**Instruction**
Render the material again word for word, skipping the pictures in it.

**Rows**

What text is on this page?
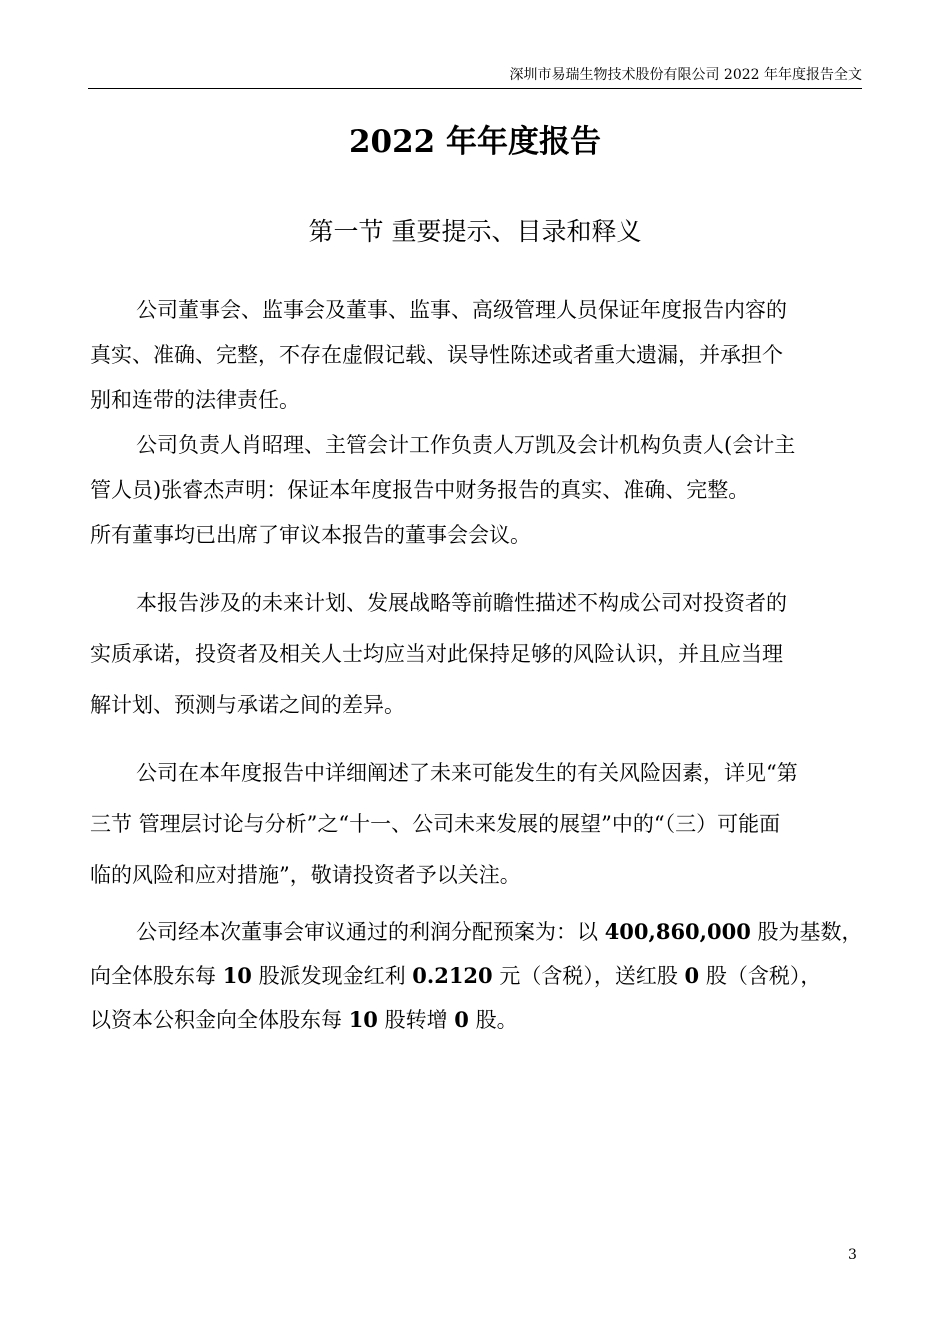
深圳市易瑞生物技术股份有限公司 2022 年年度报告全文
2022 年年度报告
第一节 重要提示、目录和释义
公司董事会、监事会及董事、监事、高级管理人员保证年度报告内容的
真实、准确、完整，不存在虚假记载、误导性陈述或者重大遗漏，并承担个
别和连带的法律责任。
公司负责人肖昭理、主管会计工作负责人万凯及会计机构负责人(会计主
管人员)张睿杰声明：保证本年度报告中财务报告的真实、准确、完整。
所有董事均已出席了审议本报告的董事会会议。
本报告涉及的未来计划、发展战略等前瞻性描述不构成公司对投资者的
实质承诺，投资者及相关人士均应当对此保持足够的风险认识，并且应当理
解计划、预测与承诺之间的差异。
公司在本年度报告中详细阐述了未来可能发生的有关风险因素，详见“第
三节 管理层讨论与分析”之“十一、公司未来发展的展望”中的“（三）可能面
临的风险和应对措施”，敬请投资者予以关注。
公司经本次董事会审议通过的利润分配预案为：以 400,860,000 股为基数，
向全体股东每 10 股派发现金红利 0.2120 元（含税），送红股 0 股（含税），
以资本公积金向全体股东每 10 股转增 0 股。
3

**Task solution**
What text is on this page?
深圳市易瑞生物技术股份有限公司 2022 年年度报告全文
2022 年年度报告
第一节 重要提示、目录和释义
公司董事会、监事会及董事、监事、高级管理人员保证年度报告内容的
真实、准确、完整，不存在虚假记载、误导性陈述或者重大遗漏，并承担个
别和连带的法律责任。
公司负责人肖昭理、主管会计工作负责人万凯及会计机构负责人(会计主
管人员)张睿杰声明：保证本年度报告中财务报告的真实、准确、完整。
所有董事均已出席了审议本报告的董事会会议。
本报告涉及的未来计划、发展战略等前瞻性描述不构成公司对投资者的
实质承诺，投资者及相关人士均应当对此保持足够的风险认识，并且应当理
解计划、预测与承诺之间的差异。
公司在本年度报告中详细阐述了未来可能发生的有关风险因素，详见“第
三节 管理层讨论与分析”之“十一、公司未来发展的展望”中的“（三）可能面
临的风险和应对措施”，敬请投资者予以关注。
公司经本次董事会审议通过的利润分配预案为：以 400,860,000 股为基数，
向全体股东每 10 股派发现金红利 0.2120 元（含税），送红股 0 股（含税），
以资本公积金向全体股东每 10 股转增 0 股。
3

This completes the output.